Leave out the pictures and repeat everything else in the records exactly.

[START OF Given data]

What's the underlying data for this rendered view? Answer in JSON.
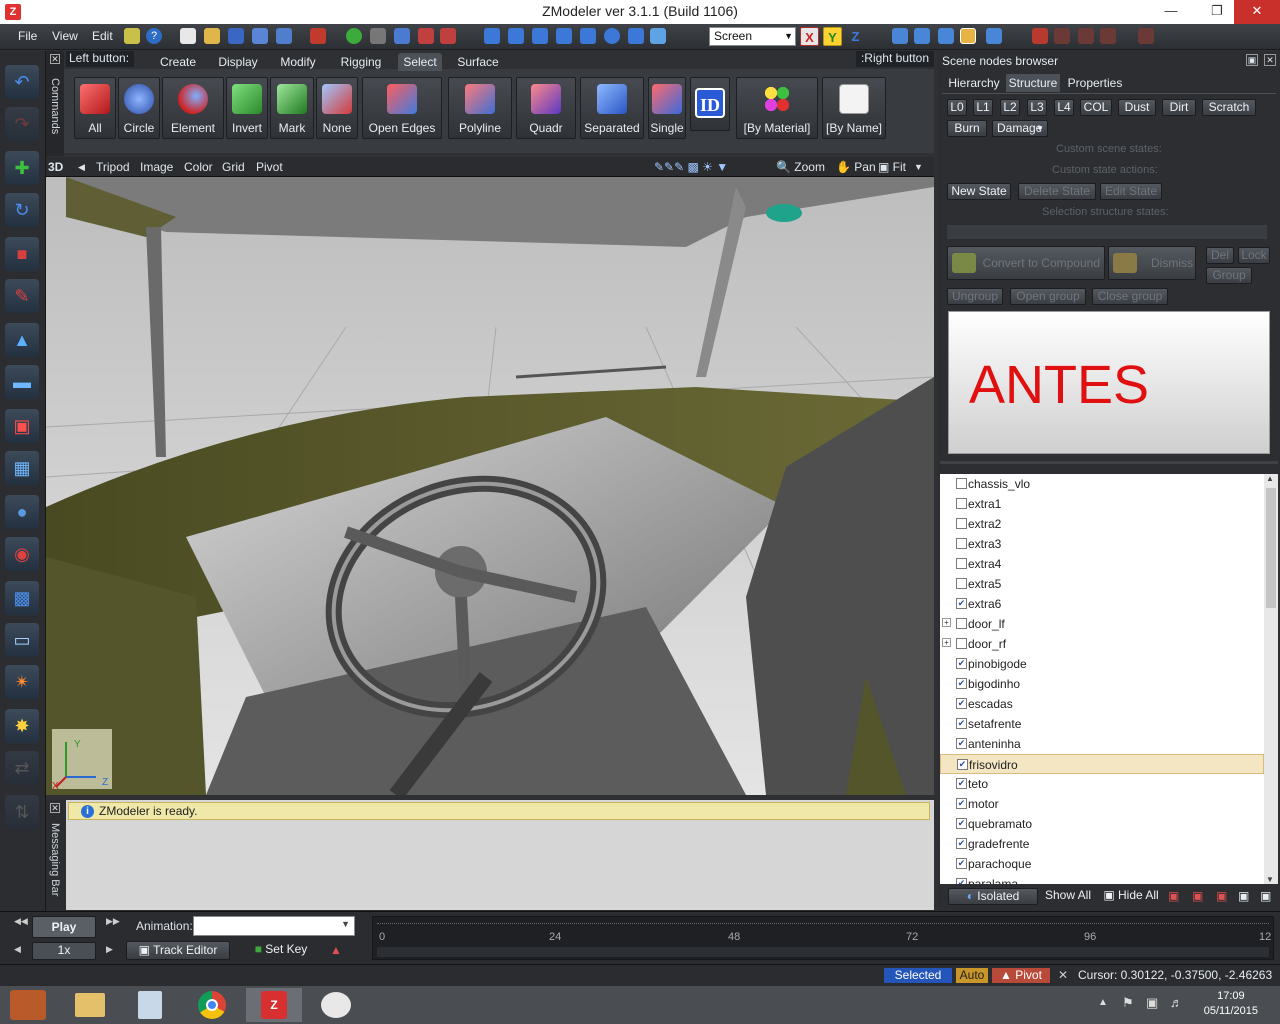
{
  "window": {
    "title": "ZModeler ver 3.1.1 (Build 1106)"
  },
  "menubar": {
    "items": [
      "File",
      "View",
      "Edit"
    ],
    "screen_dropdown": "Screen",
    "axes": [
      "X",
      "Y",
      "Z"
    ]
  },
  "commands_panel": {
    "vertical_label": "Commands",
    "left_button_label": "Left button:",
    "right_button_label": ":Right button",
    "tabs": [
      "Create",
      "Display",
      "Modify",
      "Rigging",
      "Select",
      "Surface"
    ],
    "active_tab": "Select",
    "buttons": [
      "All",
      "Circle",
      "Element",
      "Invert",
      "Mark",
      "None",
      "Open Edges",
      "Polyline",
      "Quadr",
      "Separated",
      "Single",
      "ID",
      "[By Material]",
      "[By Name]"
    ]
  },
  "viewport": {
    "mode": "3D",
    "menu": [
      "Tripod",
      "Image",
      "Color",
      "Grid",
      "Pivot"
    ],
    "right_tools": [
      "Zoom",
      "Pan",
      "Fit"
    ],
    "axes_gizmo": {
      "x": "X",
      "y": "Y",
      "z": "Z"
    }
  },
  "messaging": {
    "vertical_label": "Messaging Bar",
    "message": "ZModeler is ready."
  },
  "scene_browser": {
    "title": "Scene nodes browser",
    "tabs": [
      "Hierarchy",
      "Structure",
      "Properties"
    ],
    "active_tab": "Structure",
    "lod_buttons": [
      "L0",
      "L1",
      "L2",
      "L3",
      "L4",
      "COL",
      "Dust",
      "Dirt",
      "Scratch"
    ],
    "burn_label": "Burn",
    "damage_label": "Damage",
    "custom_scene_states": "Custom scene states:",
    "custom_state_actions": "Custom state actions:",
    "state_buttons": [
      "New State",
      "Delete State",
      "Edit State"
    ],
    "selection_structure_states": "Selection structure states:",
    "convert_label": "Convert to Compound",
    "dismiss_label": "Dismiss",
    "del_label": "Del",
    "lock_label": "Lock",
    "group_label": "Group",
    "group_buttons": [
      "Ungroup",
      "Open group",
      "Close group"
    ],
    "preview_text": "ANTES",
    "nodes": [
      {
        "name": "chassis_vlo",
        "checked": false,
        "expandable": false
      },
      {
        "name": "extra1",
        "checked": false,
        "expandable": false
      },
      {
        "name": "extra2",
        "checked": false,
        "expandable": false
      },
      {
        "name": "extra3",
        "checked": false,
        "expandable": false
      },
      {
        "name": "extra4",
        "checked": false,
        "expandable": false
      },
      {
        "name": "extra5",
        "checked": false,
        "expandable": false
      },
      {
        "name": "extra6",
        "checked": true,
        "expandable": false
      },
      {
        "name": "door_lf",
        "checked": false,
        "expandable": true
      },
      {
        "name": "door_rf",
        "checked": false,
        "expandable": true
      },
      {
        "name": "pinobigode",
        "checked": true,
        "expandable": false
      },
      {
        "name": "bigodinho",
        "checked": true,
        "expandable": false
      },
      {
        "name": "escadas",
        "checked": true,
        "expandable": false
      },
      {
        "name": "setafrente",
        "checked": true,
        "expandable": false
      },
      {
        "name": "anteninha",
        "checked": true,
        "expandable": false
      },
      {
        "name": "frisovidro",
        "checked": true,
        "expandable": false,
        "selected": true
      },
      {
        "name": "teto",
        "checked": true,
        "expandable": false
      },
      {
        "name": "motor",
        "checked": true,
        "expandable": false
      },
      {
        "name": "quebramato",
        "checked": true,
        "expandable": false
      },
      {
        "name": "gradefrente",
        "checked": true,
        "expandable": false
      },
      {
        "name": "parachoque",
        "checked": true,
        "expandable": false
      },
      {
        "name": "paralama",
        "checked": true,
        "expandable": false
      }
    ],
    "footer": {
      "isolated": "Isolated",
      "show_all": "Show All",
      "hide_all": "Hide All"
    }
  },
  "animation": {
    "play": "Play",
    "speed": "1x",
    "animation_label": "Animation:",
    "track_editor": "Track Editor",
    "set_key": "Set Key",
    "ticks": [
      "0",
      "24",
      "48",
      "72",
      "96",
      "12"
    ]
  },
  "status": {
    "selected": "Selected",
    "auto": "Auto",
    "pivot": "Pivot",
    "cursor": "Cursor: 0.30122, -0.37500, -2.46263"
  },
  "taskbar": {
    "time": "17:09",
    "date": "05/11/2015"
  },
  "colors": {
    "accent": "#2a6fd6",
    "preview_text": "#e01010",
    "panel": "#2c2e31",
    "status_selected": "#2356b8",
    "status_auto": "#c8962a",
    "status_pivot": "#b84a3a"
  }
}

[END OF Given data]

• [Task answer]:
What's the underlying data for this rendered view? Answer in JSON.
{
  "window": {
    "title": "ZModeler ver 3.1.1 (Build 1106)"
  },
  "menubar": {
    "items": [
      "File",
      "View",
      "Edit"
    ],
    "screen_dropdown": "Screen",
    "axes": [
      "X",
      "Y",
      "Z"
    ]
  },
  "commands_panel": {
    "vertical_label": "Commands",
    "left_button_label": "Left button:",
    "right_button_label": ":Right button",
    "tabs": [
      "Create",
      "Display",
      "Modify",
      "Rigging",
      "Select",
      "Surface"
    ],
    "active_tab": "Select",
    "buttons": [
      "All",
      "Circle",
      "Element",
      "Invert",
      "Mark",
      "None",
      "Open Edges",
      "Polyline",
      "Quadr",
      "Separated",
      "Single",
      "ID",
      "[By Material]",
      "[By Name]"
    ]
  },
  "viewport": {
    "mode": "3D",
    "menu": [
      "Tripod",
      "Image",
      "Color",
      "Grid",
      "Pivot"
    ],
    "right_tools": [
      "Zoom",
      "Pan",
      "Fit"
    ],
    "axes_gizmo": {
      "x": "X",
      "y": "Y",
      "z": "Z"
    }
  },
  "messaging": {
    "vertical_label": "Messaging Bar",
    "message": "ZModeler is ready."
  },
  "scene_browser": {
    "title": "Scene nodes browser",
    "tabs": [
      "Hierarchy",
      "Structure",
      "Properties"
    ],
    "active_tab": "Structure",
    "lod_buttons": [
      "L0",
      "L1",
      "L2",
      "L3",
      "L4",
      "COL",
      "Dust",
      "Dirt",
      "Scratch"
    ],
    "burn_label": "Burn",
    "damage_label": "Damage",
    "custom_scene_states": "Custom scene states:",
    "custom_state_actions": "Custom state actions:",
    "state_buttons": [
      "New State",
      "Delete State",
      "Edit State"
    ],
    "selection_structure_states": "Selection structure states:",
    "convert_label": "Convert to Compound",
    "dismiss_label": "Dismiss",
    "del_label": "Del",
    "lock_label": "Lock",
    "group_label": "Group",
    "group_buttons": [
      "Ungroup",
      "Open group",
      "Close group"
    ],
    "preview_text": "ANTES",
    "nodes": [
      {
        "name": "chassis_vlo",
        "checked": false,
        "expandable": false
      },
      {
        "name": "extra1",
        "checked": false,
        "expandable": false
      },
      {
        "name": "extra2",
        "checked": false,
        "expandable": false
      },
      {
        "name": "extra3",
        "checked": false,
        "expandable": false
      },
      {
        "name": "extra4",
        "checked": false,
        "expandable": false
      },
      {
        "name": "extra5",
        "checked": false,
        "expandable": false
      },
      {
        "name": "extra6",
        "checked": true,
        "expandable": false
      },
      {
        "name": "door_lf",
        "checked": false,
        "expandable": true
      },
      {
        "name": "door_rf",
        "checked": false,
        "expandable": true
      },
      {
        "name": "pinobigode",
        "checked": true,
        "expandable": false
      },
      {
        "name": "bigodinho",
        "checked": true,
        "expandable": false
      },
      {
        "name": "escadas",
        "checked": true,
        "expandable": false
      },
      {
        "name": "setafrente",
        "checked": true,
        "expandable": false
      },
      {
        "name": "anteninha",
        "checked": true,
        "expandable": false
      },
      {
        "name": "frisovidro",
        "checked": true,
        "expandable": false,
        "selected": true
      },
      {
        "name": "teto",
        "checked": true,
        "expandable": false
      },
      {
        "name": "motor",
        "checked": true,
        "expandable": false
      },
      {
        "name": "quebramato",
        "checked": true,
        "expandable": false
      },
      {
        "name": "gradefrente",
        "checked": true,
        "expandable": false
      },
      {
        "name": "parachoque",
        "checked": true,
        "expandable": false
      },
      {
        "name": "paralama",
        "checked": true,
        "expandable": false
      }
    ],
    "footer": {
      "isolated": "Isolated",
      "show_all": "Show All",
      "hide_all": "Hide All"
    }
  },
  "animation": {
    "play": "Play",
    "speed": "1x",
    "animation_label": "Animation:",
    "track_editor": "Track Editor",
    "set_key": "Set Key",
    "ticks": [
      "0",
      "24",
      "48",
      "72",
      "96",
      "12"
    ]
  },
  "status": {
    "selected": "Selected",
    "auto": "Auto",
    "pivot": "Pivot",
    "cursor": "Cursor: 0.30122, -0.37500, -2.46263"
  },
  "taskbar": {
    "time": "17:09",
    "date": "05/11/2015"
  },
  "colors": {
    "accent": "#2a6fd6",
    "preview_text": "#e01010",
    "panel": "#2c2e31",
    "status_selected": "#2356b8",
    "status_auto": "#c8962a",
    "status_pivot": "#b84a3a"
  }
}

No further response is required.